[Lines of data]
--- Start ---
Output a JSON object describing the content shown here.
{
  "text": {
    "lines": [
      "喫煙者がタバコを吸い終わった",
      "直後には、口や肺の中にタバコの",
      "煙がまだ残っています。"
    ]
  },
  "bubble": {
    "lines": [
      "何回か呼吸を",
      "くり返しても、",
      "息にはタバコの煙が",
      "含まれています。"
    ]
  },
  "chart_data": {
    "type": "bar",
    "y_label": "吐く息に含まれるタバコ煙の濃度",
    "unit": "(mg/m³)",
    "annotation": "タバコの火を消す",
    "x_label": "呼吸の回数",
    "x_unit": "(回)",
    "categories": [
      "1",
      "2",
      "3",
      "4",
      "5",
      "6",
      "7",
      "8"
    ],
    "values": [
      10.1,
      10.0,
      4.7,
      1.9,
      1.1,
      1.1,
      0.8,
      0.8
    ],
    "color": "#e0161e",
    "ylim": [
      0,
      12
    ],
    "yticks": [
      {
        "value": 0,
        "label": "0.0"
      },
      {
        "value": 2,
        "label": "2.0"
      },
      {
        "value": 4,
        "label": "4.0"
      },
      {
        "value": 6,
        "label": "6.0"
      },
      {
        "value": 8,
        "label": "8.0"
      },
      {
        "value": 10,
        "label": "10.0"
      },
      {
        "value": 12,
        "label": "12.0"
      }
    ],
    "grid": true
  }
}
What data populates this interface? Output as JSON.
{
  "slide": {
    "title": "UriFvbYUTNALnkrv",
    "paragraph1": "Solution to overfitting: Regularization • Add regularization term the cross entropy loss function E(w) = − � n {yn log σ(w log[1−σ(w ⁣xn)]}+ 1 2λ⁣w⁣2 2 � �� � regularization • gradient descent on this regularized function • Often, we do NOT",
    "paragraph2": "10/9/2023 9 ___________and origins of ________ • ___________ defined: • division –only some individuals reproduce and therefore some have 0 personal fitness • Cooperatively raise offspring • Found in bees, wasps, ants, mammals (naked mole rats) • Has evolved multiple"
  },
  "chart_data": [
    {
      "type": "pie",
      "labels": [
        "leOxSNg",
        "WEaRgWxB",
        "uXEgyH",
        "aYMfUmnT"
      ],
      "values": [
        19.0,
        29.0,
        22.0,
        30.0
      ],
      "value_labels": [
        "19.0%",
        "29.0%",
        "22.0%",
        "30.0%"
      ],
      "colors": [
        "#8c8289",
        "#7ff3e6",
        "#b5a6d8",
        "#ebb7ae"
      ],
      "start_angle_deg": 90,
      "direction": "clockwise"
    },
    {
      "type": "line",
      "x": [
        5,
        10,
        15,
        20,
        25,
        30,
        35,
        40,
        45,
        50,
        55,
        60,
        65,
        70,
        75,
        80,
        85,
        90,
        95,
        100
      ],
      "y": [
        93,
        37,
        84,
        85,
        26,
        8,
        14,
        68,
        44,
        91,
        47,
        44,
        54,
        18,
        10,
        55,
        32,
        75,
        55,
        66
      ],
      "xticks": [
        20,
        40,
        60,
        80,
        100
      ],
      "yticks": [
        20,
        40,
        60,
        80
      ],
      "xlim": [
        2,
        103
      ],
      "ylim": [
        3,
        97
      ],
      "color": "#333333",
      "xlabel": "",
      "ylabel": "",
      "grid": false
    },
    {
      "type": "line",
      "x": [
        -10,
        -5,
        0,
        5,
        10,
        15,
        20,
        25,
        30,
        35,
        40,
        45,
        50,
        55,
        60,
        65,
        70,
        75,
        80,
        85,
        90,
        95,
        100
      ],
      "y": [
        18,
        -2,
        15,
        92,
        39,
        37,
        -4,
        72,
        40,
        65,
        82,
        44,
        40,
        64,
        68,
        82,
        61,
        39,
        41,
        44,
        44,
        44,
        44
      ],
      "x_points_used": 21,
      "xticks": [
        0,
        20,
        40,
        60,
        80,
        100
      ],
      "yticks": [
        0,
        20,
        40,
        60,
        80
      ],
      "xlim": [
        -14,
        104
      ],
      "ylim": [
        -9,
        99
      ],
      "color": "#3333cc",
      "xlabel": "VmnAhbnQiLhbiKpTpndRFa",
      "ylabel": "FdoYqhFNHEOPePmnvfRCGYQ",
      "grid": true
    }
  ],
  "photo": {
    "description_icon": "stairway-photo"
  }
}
--- End ---
◆ Problem requirements:
Set down all of the records shown above once more, exactly.

◆ Written answer:
Output a JSON object describing the content shown here.
{
  "text": {
    "lines": [
      "喫煙者がタバコを吸い終わった",
      "直後には、口や肺の中にタバコの",
      "煙がまだ残っています。"
    ]
  },
  "bubble": {
    "lines": [
      "何回か呼吸を",
      "くり返しても、",
      "息にはタバコの煙が",
      "含まれています。"
    ]
  },
  "chart_data": {
    "type": "bar",
    "y_label": "吐く息に含まれるタバコ煙の濃度",
    "unit": "(mg/m³)",
    "annotation": "タバコの火を消す",
    "x_label": "呼吸の回数",
    "x_unit": "(回)",
    "categories": [
      "1",
      "2",
      "3",
      "4",
      "5",
      "6",
      "7",
      "8"
    ],
    "values": [
      10.1,
      10.0,
      4.7,
      1.9,
      1.1,
      1.1,
      0.8,
      0.8
    ],
    "color": "#e0161e",
    "ylim": [
      0,
      12
    ],
    "yticks": [
      {
        "value": 0,
        "label": "0.0"
      },
      {
        "value": 2,
        "label": "2.0"
      },
      {
        "value": 4,
        "label": "4.0"
      },
      {
        "value": 6,
        "label": "6.0"
      },
      {
        "value": 8,
        "label": "8.0"
      },
      {
        "value": 10,
        "label": "10.0"
      },
      {
        "value": 12,
        "label": "12.0"
      }
    ],
    "grid": true
  }
}
What data populates this interface? Output as JSON.
{
  "slide": {
    "title": "UriFvbYUTNALnkrv",
    "paragraph1": "Solution to overfitting: Regularization • Add regularization term the cross entropy loss function E(w) = − � n {yn log σ(w log[1−σ(w ⁣xn)]}+ 1 2λ⁣w⁣2 2 � �� � regularization • gradient descent on this regularized function • Often, we do NOT",
    "paragraph2": "10/9/2023 9 ___________and origins of ________ • ___________ defined: • division –only some individuals reproduce and therefore some have 0 personal fitness • Cooperatively raise offspring • Found in bees, wasps, ants, mammals (naked mole rats) • Has evolved multiple"
  },
  "chart_data": [
    {
      "type": "pie",
      "labels": [
        "leOxSNg",
        "WEaRgWxB",
        "uXEgyH",
        "aYMfUmnT"
      ],
      "values": [
        19.0,
        29.0,
        22.0,
        30.0
      ],
      "value_labels": [
        "19.0%",
        "29.0%",
        "22.0%",
        "30.0%"
      ],
      "colors": [
        "#8c8289",
        "#7ff3e6",
        "#b5a6d8",
        "#ebb7ae"
      ],
      "start_angle_deg": 90,
      "direction": "clockwise"
    },
    {
      "type": "line",
      "x": [
        5,
        10,
        15,
        20,
        25,
        30,
        35,
        40,
        45,
        50,
        55,
        60,
        65,
        70,
        75,
        80,
        85,
        90,
        95,
        100
      ],
      "y": [
        93,
        37,
        84,
        85,
        26,
        8,
        14,
        68,
        44,
        91,
        47,
        44,
        54,
        18,
        10,
        55,
        32,
        75,
        55,
        66
      ],
      "xticks": [
        20,
        40,
        60,
        80,
        100
      ],
      "yticks": [
        20,
        40,
        60,
        80
      ],
      "xlim": [
        2,
        103
      ],
      "ylim": [
        3,
        97
      ],
      "color": "#333333",
      "xlabel": "",
      "ylabel": "",
      "grid": false
    },
    {
      "type": "line",
      "x": [
        -10,
        -5,
        0,
        5,
        10,
        15,
        20,
        25,
        30,
        35,
        40,
        45,
        50,
        55,
        60,
        65,
        70,
        75,
        80,
        85,
        90,
        95,
        100
      ],
      "y": [
        18,
        -2,
        15,
        92,
        39,
        37,
        -4,
        72,
        40,
        65,
        82,
        44,
        40,
        64,
        68,
        82,
        61,
        39,
        41,
        44,
        44,
        44,
        44
      ],
      "x_points_used": 21,
      "xticks": [
        0,
        20,
        40,
        60,
        80,
        100
      ],
      "yticks": [
        0,
        20,
        40,
        60,
        80
      ],
      "xlim": [
        -14,
        104
      ],
      "ylim": [
        -9,
        99
      ],
      "color": "#3333cc",
      "xlabel": "VmnAhbnQiLhbiKpTpndRFa",
      "ylabel": "FdoYqhFNHEOPePmnvfRCGYQ",
      "grid": true
    }
  ],
  "photo": {
    "description_icon": "stairway-photo"
  }
}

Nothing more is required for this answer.